#### GOAL OF THE EXERCISE
Pictures are not part of the copy; repeat everything else in the records exactly.

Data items
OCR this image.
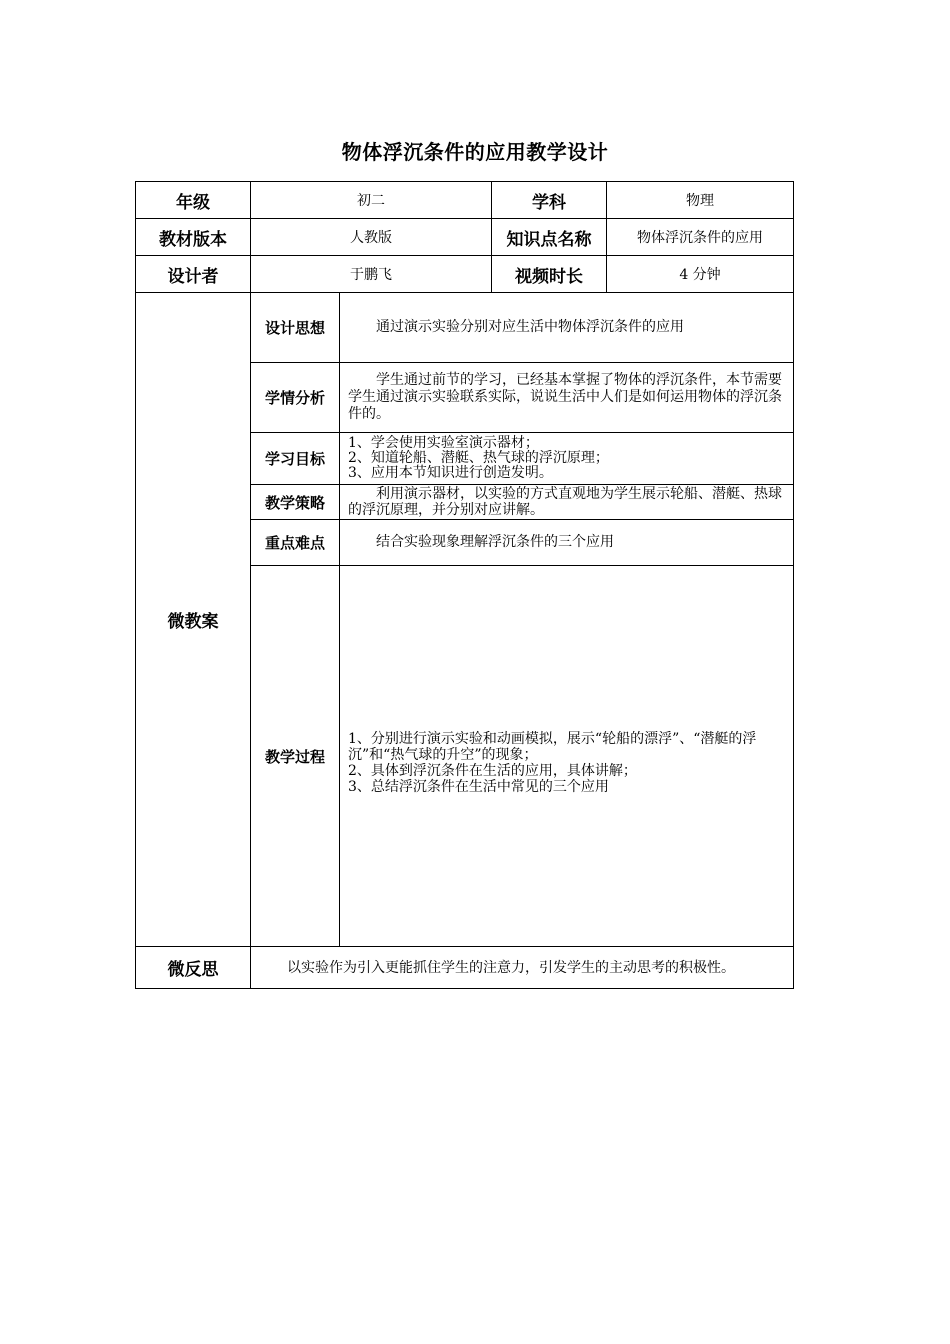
物体浮沉条件的应用教学设计
年级	初二		学科	物理
教材版本	人教版		知识点名称	物体浮沉条件的应用
设计者	于鹏飞		视频时长	4 分钟
微教案	设计思想	通过演示实验分别对应生活中物体浮沉条件的应用		
	学情分析	学生通过前节的学习，已经基本掌握了物体的浮沉条件，本节需要学生通过演示实验联系实际，说说生活中人们是如何运用物体的浮沉条件的。		
	学习目标	1、学会使用实验室演示器材；
2、知道轮船、潜艇、热气球的浮沉原理；
3、应用本节知识进行创造发明。		

	教学策略	利用演示器材，以实验的方式直观地为学生展示轮船、潜艇、热球的浮沉原理，并分别对应讲解。		
	重点难点	结合实验现象理解浮沉条件的三个应用		
	教学过程	1、分别进行演示实验和动画模拟，展示“轮船的漂浮”、“潜艇的浮沉”和“热气球的升空”的现象；
2、具体到浮沉条件在生活的应用，具体讲解；
3、总结浮沉条件在生活中常见的三个应用		

微反思	以实验作为引入更能抓住学生的注意力，引发学生的主动思考的积极性。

#### THE COMPLETED TASK
OCR this image.
物体浮沉条件的应用教学设计
年级	初二		学科	物理
教材版本	人教版		知识点名称	物体浮沉条件的应用
设计者	于鹏飞		视频时长	4 分钟
微教案	设计思想	通过演示实验分别对应生活中物体浮沉条件的应用		
	学情分析	学生通过前节的学习，已经基本掌握了物体的浮沉条件，本节需要学生通过演示实验联系实际，说说生活中人们是如何运用物体的浮沉条件的。		
	学习目标	1、学会使用实验室演示器材；
2、知道轮船、潜艇、热气球的浮沉原理；
3、应用本节知识进行创造发明。		

	教学策略	利用演示器材，以实验的方式直观地为学生展示轮船、潜艇、热球的浮沉原理，并分别对应讲解。		
	重点难点	结合实验现象理解浮沉条件的三个应用		
	教学过程	1、分别进行演示实验和动画模拟，展示“轮船的漂浮”、“潜艇的浮沉”和“热气球的升空”的现象；
2、具体到浮沉条件在生活的应用，具体讲解；
3、总结浮沉条件在生活中常见的三个应用		

微反思	以实验作为引入更能抓住学生的注意力，引发学生的主动思考的积极性。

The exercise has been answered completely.